Stated exercise: Check every line below for the word "نوبخت" and show those that hold it.
-- Begin Listed records --
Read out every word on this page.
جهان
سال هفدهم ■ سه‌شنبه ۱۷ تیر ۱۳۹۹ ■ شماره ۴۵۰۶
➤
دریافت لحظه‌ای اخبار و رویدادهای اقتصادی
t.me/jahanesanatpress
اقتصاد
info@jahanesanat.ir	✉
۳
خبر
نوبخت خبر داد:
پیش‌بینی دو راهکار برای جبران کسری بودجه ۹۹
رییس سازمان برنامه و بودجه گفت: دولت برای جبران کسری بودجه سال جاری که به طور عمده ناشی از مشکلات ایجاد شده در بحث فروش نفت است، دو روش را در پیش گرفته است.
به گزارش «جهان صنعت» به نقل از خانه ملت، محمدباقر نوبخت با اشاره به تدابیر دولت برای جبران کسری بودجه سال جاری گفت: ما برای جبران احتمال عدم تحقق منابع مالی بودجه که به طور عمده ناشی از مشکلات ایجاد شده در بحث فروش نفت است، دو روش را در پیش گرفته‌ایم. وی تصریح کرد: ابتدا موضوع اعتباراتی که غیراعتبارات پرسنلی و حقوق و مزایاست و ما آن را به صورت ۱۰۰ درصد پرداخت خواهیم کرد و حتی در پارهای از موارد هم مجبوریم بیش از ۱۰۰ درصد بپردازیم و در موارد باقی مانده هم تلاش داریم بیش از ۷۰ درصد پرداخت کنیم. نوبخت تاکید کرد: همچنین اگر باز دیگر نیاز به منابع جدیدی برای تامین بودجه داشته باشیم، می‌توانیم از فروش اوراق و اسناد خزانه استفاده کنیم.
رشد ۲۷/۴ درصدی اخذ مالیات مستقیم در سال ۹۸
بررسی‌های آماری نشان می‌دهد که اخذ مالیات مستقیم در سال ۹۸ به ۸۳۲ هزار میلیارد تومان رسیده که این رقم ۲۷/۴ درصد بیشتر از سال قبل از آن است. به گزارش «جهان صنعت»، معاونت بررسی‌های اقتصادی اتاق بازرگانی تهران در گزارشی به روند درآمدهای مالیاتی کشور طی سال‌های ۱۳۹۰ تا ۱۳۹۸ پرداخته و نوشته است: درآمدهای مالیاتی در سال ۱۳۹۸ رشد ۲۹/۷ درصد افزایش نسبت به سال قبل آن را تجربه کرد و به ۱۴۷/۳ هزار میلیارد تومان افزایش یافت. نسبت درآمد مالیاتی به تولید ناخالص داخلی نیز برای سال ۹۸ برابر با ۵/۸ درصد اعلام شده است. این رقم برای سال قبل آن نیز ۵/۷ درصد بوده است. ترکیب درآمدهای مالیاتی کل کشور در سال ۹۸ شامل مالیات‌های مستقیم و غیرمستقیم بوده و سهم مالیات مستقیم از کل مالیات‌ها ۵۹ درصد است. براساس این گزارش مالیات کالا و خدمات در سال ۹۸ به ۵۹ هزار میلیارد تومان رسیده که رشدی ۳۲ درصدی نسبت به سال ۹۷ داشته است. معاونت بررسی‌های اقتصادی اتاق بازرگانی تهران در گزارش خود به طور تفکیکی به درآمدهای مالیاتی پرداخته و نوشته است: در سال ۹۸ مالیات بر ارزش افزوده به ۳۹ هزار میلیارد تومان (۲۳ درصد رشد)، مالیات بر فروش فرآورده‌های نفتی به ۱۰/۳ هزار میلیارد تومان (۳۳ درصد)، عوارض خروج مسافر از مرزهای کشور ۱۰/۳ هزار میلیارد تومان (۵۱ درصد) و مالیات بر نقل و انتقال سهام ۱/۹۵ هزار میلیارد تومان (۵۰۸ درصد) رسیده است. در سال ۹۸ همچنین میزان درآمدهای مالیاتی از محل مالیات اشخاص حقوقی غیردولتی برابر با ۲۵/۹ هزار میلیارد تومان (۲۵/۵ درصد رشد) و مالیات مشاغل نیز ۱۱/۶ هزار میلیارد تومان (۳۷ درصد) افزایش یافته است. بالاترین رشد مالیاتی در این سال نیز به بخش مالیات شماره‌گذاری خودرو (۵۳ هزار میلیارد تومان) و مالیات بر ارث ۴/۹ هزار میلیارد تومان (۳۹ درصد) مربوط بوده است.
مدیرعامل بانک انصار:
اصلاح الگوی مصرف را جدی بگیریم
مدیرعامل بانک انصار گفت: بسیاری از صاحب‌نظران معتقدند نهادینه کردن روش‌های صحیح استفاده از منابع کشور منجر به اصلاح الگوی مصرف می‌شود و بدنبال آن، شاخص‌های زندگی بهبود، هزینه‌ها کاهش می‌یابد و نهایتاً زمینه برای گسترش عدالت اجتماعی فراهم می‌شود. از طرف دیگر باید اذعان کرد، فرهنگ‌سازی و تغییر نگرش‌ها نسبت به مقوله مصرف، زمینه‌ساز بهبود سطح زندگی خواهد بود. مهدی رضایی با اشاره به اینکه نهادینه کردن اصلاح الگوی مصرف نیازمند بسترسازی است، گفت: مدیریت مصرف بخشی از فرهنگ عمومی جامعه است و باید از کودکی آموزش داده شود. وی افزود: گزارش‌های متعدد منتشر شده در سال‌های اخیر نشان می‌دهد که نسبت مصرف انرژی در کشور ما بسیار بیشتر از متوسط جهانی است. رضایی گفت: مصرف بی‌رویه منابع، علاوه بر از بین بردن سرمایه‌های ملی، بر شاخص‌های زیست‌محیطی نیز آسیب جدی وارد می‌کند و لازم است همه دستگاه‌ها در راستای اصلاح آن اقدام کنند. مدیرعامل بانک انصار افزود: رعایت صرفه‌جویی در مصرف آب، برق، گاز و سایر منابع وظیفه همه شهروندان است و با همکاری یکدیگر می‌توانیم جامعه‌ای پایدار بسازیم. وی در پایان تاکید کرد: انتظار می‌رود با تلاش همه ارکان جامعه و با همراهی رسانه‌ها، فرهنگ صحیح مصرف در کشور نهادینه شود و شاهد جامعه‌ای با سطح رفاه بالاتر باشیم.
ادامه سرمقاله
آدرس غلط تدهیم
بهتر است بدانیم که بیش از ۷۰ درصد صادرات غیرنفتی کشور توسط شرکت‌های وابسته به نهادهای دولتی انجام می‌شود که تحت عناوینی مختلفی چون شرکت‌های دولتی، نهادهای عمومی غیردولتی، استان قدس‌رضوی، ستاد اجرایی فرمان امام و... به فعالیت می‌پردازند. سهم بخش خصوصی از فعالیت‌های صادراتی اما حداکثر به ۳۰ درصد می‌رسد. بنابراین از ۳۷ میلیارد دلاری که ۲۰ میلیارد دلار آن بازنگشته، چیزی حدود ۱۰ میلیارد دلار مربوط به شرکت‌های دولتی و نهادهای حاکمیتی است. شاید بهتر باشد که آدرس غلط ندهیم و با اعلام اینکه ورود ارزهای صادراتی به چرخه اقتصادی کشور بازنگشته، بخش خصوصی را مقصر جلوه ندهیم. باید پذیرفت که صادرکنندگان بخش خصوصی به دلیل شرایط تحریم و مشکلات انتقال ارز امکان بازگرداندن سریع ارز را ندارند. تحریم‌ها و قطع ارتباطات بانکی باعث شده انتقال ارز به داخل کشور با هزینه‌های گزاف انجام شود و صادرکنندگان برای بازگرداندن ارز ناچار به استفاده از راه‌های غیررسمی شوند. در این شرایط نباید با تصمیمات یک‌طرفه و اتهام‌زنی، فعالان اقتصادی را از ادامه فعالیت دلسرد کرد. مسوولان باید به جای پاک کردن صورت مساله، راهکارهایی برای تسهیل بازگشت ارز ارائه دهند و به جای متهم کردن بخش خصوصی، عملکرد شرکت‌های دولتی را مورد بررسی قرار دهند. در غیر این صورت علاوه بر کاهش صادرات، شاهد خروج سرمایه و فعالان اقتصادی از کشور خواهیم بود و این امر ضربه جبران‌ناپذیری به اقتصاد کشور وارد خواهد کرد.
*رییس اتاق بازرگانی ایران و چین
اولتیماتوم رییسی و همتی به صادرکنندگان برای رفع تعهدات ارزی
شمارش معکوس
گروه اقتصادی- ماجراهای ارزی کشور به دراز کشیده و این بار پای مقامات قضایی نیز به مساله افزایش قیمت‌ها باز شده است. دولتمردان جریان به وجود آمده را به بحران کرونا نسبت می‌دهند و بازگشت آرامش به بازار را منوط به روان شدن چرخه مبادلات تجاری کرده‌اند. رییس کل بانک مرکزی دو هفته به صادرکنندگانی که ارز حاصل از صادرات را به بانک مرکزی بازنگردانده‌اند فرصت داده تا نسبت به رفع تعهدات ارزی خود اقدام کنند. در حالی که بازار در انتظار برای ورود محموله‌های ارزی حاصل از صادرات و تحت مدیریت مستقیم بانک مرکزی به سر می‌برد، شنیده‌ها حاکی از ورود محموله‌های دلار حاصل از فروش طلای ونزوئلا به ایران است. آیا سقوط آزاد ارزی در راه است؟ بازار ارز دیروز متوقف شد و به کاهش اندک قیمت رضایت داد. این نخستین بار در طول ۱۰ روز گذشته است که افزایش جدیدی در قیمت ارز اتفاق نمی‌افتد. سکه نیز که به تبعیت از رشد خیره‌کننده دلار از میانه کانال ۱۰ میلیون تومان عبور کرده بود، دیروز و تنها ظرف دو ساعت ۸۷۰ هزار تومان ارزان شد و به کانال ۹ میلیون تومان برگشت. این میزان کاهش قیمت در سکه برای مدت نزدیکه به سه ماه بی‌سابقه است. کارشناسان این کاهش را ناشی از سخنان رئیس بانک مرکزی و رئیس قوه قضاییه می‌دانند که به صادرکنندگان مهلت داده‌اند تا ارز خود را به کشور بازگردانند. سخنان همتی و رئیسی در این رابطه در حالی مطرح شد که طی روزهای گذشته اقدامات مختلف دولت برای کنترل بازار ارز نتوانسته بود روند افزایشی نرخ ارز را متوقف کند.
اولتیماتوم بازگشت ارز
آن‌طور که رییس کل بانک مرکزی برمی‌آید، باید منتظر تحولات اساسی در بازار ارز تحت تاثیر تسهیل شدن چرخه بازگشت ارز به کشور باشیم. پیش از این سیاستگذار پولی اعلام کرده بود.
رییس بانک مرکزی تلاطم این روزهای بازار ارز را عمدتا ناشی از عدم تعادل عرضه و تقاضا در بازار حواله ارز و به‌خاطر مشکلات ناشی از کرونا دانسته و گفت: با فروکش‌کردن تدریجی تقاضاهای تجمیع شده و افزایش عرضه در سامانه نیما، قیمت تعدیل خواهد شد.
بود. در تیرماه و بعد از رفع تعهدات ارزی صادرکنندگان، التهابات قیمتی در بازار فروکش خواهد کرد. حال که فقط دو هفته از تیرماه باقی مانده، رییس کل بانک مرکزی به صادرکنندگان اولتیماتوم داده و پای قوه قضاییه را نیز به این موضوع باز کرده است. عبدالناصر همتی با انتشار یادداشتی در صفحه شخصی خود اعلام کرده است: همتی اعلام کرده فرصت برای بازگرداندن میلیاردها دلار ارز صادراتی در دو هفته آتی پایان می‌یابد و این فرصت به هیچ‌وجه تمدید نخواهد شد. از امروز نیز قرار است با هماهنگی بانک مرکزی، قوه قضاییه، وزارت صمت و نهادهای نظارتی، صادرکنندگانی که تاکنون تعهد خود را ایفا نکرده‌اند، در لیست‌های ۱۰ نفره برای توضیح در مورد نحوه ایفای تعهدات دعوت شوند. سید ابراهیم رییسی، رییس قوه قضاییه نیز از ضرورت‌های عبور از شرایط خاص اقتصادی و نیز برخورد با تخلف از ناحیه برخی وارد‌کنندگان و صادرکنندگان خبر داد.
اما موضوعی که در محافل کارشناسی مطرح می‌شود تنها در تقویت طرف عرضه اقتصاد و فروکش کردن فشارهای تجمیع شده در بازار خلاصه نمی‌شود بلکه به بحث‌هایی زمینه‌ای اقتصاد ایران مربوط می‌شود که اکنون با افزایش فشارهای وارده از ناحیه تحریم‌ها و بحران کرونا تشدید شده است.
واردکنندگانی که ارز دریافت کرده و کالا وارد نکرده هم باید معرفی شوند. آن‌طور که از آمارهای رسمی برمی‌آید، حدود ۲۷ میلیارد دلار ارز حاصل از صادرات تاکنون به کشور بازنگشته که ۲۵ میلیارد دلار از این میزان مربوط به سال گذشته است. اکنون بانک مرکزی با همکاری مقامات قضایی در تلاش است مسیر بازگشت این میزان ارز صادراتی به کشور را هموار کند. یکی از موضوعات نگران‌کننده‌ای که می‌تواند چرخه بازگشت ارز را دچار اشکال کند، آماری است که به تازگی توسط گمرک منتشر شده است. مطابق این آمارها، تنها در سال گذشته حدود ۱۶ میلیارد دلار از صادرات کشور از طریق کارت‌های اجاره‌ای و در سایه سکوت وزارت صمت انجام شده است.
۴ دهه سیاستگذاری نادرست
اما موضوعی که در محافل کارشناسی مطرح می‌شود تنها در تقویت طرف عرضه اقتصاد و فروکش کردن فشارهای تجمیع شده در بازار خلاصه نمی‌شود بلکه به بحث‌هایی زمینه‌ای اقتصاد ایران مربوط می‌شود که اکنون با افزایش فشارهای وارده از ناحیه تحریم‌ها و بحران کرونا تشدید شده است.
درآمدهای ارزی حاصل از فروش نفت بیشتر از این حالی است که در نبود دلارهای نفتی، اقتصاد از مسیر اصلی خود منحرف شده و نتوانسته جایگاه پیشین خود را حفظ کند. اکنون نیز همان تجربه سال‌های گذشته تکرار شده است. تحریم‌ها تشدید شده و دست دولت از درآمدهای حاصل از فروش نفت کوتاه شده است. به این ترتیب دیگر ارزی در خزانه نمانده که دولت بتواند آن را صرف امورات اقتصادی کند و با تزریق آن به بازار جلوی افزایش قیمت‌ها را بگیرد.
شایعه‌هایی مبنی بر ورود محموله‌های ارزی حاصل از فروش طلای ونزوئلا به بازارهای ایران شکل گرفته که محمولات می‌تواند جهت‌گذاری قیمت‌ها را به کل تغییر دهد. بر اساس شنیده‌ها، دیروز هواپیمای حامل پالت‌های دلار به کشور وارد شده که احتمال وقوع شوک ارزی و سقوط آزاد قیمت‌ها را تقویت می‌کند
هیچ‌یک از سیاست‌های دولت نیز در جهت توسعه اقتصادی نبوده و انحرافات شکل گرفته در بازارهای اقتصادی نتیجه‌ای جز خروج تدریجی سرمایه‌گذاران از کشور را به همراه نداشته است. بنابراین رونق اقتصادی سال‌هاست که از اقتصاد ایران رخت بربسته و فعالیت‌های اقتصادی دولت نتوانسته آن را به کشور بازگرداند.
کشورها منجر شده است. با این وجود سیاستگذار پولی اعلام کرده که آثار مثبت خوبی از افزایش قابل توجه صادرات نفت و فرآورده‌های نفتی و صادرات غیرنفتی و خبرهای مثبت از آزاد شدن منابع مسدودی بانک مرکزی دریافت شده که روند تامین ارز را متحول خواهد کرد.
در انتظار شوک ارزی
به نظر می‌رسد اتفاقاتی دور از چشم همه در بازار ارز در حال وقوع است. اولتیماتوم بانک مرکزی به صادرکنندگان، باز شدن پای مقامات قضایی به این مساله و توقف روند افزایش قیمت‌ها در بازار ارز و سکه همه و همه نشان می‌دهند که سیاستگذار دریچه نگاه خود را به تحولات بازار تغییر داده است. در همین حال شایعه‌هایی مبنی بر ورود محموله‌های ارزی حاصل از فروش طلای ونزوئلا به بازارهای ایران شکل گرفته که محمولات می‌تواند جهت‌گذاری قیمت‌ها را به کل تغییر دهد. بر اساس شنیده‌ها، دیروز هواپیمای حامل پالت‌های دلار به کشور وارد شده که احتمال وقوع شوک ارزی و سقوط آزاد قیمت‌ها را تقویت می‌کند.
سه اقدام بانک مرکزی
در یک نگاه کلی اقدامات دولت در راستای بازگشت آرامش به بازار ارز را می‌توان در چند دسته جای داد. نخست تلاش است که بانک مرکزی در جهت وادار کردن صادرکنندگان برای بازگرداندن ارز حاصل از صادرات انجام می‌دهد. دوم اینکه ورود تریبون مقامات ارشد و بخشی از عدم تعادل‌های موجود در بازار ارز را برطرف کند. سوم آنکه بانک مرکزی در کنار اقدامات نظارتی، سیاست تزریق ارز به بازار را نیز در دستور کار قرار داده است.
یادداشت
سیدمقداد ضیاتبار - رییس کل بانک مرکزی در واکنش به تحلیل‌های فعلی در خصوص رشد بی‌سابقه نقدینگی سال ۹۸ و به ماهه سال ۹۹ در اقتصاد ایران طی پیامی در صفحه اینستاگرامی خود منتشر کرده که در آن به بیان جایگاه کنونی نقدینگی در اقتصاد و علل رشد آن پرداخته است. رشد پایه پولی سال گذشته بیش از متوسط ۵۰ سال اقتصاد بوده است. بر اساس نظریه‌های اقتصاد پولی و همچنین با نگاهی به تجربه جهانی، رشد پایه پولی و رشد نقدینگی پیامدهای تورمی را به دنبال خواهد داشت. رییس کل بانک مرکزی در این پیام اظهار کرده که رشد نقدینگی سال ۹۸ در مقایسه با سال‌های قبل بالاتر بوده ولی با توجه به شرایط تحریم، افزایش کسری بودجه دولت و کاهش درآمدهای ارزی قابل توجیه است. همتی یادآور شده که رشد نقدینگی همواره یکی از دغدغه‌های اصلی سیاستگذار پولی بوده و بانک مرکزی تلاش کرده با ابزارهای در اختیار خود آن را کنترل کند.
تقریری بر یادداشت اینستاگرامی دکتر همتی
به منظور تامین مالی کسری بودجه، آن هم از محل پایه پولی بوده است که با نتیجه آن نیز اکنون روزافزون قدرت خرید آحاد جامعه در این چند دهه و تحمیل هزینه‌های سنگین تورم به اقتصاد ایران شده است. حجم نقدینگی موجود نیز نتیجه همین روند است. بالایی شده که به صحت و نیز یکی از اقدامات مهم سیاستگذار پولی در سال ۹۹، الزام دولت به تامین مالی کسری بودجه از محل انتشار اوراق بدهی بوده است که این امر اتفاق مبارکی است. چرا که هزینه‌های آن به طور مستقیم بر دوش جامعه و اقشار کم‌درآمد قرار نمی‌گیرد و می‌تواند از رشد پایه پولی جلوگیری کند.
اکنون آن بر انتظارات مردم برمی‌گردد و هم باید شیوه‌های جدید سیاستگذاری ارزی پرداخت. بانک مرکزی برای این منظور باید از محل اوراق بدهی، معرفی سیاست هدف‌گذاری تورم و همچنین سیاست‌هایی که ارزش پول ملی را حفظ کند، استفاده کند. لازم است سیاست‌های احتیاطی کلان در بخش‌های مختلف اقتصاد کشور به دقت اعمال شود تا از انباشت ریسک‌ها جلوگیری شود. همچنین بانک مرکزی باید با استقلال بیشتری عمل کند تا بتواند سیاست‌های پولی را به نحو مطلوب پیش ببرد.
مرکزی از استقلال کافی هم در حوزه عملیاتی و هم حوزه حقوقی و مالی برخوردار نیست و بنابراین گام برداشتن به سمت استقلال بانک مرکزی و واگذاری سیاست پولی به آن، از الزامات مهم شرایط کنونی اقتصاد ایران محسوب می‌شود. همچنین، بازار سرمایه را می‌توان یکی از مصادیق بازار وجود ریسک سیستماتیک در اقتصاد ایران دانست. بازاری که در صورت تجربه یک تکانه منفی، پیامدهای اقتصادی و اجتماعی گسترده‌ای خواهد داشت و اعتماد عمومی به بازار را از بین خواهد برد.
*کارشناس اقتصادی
-- End Listed records --
Solution:
نوبخت خبر داد:
به گزارش «جهان صنعت» به نقل از خانه ملت، محمدباقر نوبخت با اشاره به تدابیر دولت برای جبران کسری بودجه سال جاری گفت: ما برای جبران احتمال عدم تحقق منابع مالی بودجه که به طور عمده ناشی از مشکلات ایجاد شده در بحث فروش نفت است، دو روش را در پیش گرفته‌ایم. وی تصریح کرد: ابتدا موضوع اعتباراتی که غیراعتبارات پرسنلی و حقوق و مزایاست و ما آن را به صورت ۱۰۰ درصد پرداخت خواهیم کرد و حتی در پارهای از موارد هم مجبوریم بیش از ۱۰۰ درصد بپردازیم و در موارد باقی مانده هم تلاش داریم بیش از ۷۰ درصد پرداخت کنیم. نوبخت تاکید کرد: همچنین اگر باز دیگر نیاز به منابع جدیدی برای تامین بودجه داشته باشیم، می‌توانیم از فروش اوراق و اسناد خزانه استفاده کنیم.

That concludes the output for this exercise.